▶ **The task**
What is the number of lines that include the word "JSON"? Provide only that figure.

Entries with figure data:
□ □ □ □ □

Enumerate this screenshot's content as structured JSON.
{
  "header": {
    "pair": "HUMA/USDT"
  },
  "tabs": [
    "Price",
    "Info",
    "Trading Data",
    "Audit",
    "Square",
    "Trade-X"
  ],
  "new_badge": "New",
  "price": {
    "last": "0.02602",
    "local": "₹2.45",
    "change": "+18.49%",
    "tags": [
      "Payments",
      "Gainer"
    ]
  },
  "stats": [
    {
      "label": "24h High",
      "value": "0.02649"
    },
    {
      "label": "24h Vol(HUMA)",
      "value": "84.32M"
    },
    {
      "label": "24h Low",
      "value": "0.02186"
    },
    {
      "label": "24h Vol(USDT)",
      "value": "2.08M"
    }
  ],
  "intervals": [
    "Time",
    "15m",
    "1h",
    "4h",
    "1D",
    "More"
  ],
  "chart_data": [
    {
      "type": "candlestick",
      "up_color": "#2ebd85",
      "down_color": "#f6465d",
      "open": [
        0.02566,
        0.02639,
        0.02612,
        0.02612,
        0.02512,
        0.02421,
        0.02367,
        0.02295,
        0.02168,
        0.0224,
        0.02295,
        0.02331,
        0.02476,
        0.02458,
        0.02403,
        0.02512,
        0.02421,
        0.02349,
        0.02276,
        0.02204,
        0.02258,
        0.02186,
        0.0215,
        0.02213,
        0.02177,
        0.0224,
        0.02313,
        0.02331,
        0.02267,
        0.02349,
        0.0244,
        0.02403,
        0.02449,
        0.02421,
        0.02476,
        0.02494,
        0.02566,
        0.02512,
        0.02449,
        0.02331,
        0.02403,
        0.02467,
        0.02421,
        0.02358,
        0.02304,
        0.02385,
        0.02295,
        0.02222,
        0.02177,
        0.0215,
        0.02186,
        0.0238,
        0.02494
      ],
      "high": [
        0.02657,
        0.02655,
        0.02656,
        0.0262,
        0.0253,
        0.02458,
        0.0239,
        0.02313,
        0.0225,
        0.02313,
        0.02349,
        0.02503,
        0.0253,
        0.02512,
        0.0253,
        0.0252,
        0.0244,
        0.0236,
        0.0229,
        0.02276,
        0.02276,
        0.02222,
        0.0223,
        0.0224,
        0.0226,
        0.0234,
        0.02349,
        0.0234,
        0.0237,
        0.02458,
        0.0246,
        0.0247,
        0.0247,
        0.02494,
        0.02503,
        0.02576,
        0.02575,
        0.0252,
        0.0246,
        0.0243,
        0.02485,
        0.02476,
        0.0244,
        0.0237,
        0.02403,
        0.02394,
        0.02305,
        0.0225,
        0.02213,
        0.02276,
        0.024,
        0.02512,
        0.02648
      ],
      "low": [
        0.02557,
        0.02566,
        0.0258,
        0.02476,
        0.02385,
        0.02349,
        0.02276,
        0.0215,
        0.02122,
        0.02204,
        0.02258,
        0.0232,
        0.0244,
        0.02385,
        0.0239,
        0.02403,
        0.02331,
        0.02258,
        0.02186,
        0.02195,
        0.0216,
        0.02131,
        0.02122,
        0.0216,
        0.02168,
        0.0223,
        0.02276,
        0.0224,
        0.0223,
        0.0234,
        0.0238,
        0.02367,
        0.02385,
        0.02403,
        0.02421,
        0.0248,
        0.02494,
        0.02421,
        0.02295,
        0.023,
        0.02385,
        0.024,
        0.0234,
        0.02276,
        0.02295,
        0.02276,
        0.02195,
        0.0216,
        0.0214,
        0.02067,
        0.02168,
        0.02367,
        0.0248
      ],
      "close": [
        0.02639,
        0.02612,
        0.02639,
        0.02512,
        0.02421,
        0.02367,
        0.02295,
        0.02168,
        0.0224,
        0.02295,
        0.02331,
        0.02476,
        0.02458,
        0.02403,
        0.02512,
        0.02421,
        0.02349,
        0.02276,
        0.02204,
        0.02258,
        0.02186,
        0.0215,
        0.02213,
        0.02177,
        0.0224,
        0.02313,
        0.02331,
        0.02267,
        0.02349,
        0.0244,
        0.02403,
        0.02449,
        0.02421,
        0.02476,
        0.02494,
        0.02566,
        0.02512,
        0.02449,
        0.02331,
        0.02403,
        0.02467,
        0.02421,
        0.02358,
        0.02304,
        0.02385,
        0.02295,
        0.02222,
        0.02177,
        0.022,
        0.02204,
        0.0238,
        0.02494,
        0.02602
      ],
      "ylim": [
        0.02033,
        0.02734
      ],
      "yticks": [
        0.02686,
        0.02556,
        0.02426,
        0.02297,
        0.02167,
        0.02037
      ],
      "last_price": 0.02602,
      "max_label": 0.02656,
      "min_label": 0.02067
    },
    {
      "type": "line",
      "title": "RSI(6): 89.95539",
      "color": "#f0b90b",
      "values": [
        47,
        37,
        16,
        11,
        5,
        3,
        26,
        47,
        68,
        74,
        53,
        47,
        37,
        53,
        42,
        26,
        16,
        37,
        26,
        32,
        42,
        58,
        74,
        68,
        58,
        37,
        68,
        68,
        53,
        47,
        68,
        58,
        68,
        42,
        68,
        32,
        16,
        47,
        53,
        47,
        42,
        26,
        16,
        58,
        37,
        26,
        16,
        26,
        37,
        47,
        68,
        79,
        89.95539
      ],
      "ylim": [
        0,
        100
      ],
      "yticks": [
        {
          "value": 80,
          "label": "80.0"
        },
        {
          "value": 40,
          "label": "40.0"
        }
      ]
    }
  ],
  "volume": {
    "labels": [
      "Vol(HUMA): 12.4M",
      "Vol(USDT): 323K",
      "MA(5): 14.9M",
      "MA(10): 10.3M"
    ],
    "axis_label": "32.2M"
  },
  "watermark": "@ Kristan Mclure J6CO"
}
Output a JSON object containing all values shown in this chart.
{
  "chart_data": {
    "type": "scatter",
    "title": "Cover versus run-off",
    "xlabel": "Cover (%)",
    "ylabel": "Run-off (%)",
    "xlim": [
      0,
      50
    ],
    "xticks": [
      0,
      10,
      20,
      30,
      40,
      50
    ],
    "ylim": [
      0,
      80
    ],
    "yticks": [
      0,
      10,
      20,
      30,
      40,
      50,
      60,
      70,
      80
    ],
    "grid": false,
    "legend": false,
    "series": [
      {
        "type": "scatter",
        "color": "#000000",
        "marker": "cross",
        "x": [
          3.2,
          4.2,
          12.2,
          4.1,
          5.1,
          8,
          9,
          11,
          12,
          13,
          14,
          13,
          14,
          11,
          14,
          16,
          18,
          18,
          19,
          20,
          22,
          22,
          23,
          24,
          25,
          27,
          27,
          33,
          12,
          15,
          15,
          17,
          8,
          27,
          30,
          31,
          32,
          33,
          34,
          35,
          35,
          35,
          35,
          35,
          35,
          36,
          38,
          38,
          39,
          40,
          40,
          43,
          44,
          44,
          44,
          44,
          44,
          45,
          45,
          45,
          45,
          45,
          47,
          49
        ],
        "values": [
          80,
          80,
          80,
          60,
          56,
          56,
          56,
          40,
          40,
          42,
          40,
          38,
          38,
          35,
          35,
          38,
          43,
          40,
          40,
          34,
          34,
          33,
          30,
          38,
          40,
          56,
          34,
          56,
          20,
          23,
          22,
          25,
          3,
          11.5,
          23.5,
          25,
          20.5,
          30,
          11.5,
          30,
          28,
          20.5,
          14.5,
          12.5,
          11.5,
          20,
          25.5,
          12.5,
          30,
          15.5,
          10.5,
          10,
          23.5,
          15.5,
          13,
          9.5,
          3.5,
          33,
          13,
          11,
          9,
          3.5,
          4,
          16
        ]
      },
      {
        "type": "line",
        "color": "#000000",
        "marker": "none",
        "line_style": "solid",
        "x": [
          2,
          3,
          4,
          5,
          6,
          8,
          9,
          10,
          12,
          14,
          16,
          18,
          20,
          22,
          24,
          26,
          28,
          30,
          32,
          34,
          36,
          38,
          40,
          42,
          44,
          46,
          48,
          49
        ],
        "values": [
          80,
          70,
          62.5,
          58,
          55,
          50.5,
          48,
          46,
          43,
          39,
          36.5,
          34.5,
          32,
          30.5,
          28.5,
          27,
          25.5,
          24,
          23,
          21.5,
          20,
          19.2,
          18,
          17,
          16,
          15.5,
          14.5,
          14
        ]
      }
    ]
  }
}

□ □ □ □ □

▶ **Result for this task**
2